**Supplied entries**
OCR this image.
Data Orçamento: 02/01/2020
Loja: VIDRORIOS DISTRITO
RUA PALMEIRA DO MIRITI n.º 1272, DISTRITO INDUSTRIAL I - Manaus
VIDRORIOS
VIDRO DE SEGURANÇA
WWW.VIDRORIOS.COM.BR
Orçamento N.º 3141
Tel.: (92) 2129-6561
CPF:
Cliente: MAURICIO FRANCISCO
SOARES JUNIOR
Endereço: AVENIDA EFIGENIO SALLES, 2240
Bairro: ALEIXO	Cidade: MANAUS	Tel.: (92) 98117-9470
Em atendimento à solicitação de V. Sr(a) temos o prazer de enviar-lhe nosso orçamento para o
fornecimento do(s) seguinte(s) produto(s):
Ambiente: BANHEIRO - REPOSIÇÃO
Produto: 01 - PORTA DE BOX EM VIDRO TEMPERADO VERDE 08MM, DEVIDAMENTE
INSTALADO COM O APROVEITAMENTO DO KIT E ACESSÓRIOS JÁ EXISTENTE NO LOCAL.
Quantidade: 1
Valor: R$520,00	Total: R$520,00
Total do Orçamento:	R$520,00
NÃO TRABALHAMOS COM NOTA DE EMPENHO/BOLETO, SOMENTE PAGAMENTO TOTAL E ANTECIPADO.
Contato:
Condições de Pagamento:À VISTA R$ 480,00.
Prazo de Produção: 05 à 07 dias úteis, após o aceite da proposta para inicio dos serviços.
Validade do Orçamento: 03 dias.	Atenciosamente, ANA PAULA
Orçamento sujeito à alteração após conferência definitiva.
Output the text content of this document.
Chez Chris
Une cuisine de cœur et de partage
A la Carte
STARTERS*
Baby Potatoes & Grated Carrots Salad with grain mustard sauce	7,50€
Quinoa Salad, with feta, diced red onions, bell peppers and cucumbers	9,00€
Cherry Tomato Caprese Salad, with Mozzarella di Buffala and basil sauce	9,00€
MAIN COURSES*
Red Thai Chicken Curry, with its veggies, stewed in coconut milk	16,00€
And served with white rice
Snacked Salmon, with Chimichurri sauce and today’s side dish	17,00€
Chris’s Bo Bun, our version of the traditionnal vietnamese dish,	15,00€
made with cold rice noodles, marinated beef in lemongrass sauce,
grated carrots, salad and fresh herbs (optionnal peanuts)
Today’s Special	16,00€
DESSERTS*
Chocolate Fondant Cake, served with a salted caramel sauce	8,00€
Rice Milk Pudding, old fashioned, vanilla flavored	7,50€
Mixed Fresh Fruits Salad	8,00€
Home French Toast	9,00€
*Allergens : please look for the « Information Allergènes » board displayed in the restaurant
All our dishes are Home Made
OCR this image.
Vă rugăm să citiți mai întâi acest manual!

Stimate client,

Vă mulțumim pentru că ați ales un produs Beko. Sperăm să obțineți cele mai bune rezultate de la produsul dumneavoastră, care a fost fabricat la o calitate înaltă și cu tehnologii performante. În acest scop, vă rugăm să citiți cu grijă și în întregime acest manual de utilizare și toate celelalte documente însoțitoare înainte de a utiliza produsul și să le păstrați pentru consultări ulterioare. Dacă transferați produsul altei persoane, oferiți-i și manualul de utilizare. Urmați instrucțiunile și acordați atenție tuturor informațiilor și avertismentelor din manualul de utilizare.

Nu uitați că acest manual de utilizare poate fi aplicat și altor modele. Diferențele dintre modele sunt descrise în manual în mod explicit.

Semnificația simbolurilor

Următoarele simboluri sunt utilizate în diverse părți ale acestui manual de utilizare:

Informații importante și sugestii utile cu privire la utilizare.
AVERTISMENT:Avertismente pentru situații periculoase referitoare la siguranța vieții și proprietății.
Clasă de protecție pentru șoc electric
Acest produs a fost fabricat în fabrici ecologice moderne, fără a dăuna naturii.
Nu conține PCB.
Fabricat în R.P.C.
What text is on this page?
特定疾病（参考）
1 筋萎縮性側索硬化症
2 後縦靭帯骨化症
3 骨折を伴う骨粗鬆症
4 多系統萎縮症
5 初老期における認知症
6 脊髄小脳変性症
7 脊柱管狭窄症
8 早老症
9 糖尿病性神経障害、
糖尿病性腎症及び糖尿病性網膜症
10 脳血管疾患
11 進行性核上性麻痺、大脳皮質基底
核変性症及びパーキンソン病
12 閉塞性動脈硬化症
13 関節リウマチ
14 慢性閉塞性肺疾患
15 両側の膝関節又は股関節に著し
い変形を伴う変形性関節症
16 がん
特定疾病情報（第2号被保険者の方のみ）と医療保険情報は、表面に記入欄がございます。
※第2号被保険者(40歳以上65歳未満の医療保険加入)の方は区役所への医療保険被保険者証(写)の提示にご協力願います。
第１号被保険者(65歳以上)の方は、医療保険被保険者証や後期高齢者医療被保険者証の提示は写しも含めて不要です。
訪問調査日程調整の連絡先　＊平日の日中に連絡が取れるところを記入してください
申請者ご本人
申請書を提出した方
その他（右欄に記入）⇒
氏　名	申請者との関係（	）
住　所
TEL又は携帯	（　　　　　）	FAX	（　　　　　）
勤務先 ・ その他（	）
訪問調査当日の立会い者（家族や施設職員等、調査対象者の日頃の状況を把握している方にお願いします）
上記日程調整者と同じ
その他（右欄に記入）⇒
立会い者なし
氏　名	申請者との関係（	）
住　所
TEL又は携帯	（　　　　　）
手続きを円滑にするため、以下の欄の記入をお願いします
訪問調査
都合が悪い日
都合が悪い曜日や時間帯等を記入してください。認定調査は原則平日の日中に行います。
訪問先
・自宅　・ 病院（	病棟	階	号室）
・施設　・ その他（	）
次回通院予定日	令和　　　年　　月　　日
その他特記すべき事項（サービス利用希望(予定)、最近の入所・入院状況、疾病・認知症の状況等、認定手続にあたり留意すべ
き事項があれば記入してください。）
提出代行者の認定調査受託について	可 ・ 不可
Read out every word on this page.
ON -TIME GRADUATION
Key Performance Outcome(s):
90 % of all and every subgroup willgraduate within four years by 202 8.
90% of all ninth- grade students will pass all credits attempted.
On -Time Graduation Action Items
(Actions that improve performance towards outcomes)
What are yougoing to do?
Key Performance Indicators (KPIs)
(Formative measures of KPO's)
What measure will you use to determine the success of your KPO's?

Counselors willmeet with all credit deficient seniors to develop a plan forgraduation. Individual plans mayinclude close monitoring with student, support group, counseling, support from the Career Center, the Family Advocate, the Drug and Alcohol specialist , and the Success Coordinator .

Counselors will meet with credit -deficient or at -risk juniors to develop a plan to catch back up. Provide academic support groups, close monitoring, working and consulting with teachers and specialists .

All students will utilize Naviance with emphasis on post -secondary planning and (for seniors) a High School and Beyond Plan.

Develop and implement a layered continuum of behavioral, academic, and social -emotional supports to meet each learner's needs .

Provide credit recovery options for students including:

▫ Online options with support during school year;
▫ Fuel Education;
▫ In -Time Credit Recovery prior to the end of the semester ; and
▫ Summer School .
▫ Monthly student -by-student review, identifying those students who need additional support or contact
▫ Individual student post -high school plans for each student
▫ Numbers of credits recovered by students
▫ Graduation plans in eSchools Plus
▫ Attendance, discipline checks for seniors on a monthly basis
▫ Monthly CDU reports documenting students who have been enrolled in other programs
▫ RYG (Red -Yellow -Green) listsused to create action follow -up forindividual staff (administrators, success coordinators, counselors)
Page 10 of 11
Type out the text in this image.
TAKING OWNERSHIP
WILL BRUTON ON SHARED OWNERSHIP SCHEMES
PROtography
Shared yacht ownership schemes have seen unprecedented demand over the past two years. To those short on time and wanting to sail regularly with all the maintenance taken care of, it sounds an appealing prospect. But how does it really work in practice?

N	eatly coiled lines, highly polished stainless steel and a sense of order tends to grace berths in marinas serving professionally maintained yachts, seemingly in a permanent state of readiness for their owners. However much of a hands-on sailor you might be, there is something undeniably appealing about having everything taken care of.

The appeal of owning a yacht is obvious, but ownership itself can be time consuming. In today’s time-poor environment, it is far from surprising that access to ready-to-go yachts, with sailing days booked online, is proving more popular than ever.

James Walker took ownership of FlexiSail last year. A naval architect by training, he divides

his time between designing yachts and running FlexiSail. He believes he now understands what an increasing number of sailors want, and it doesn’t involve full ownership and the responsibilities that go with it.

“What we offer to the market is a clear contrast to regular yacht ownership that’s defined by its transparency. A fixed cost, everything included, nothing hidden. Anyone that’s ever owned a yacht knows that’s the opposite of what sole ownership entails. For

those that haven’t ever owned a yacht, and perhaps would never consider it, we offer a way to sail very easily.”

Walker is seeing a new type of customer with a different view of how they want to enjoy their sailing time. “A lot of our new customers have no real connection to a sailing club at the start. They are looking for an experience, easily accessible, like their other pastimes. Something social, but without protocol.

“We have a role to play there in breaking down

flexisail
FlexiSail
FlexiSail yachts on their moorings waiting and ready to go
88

**Written request**
Work out how many lines of the listing above include the word "owned". Reply with nothing but the count.

**Solution to the exercise**
2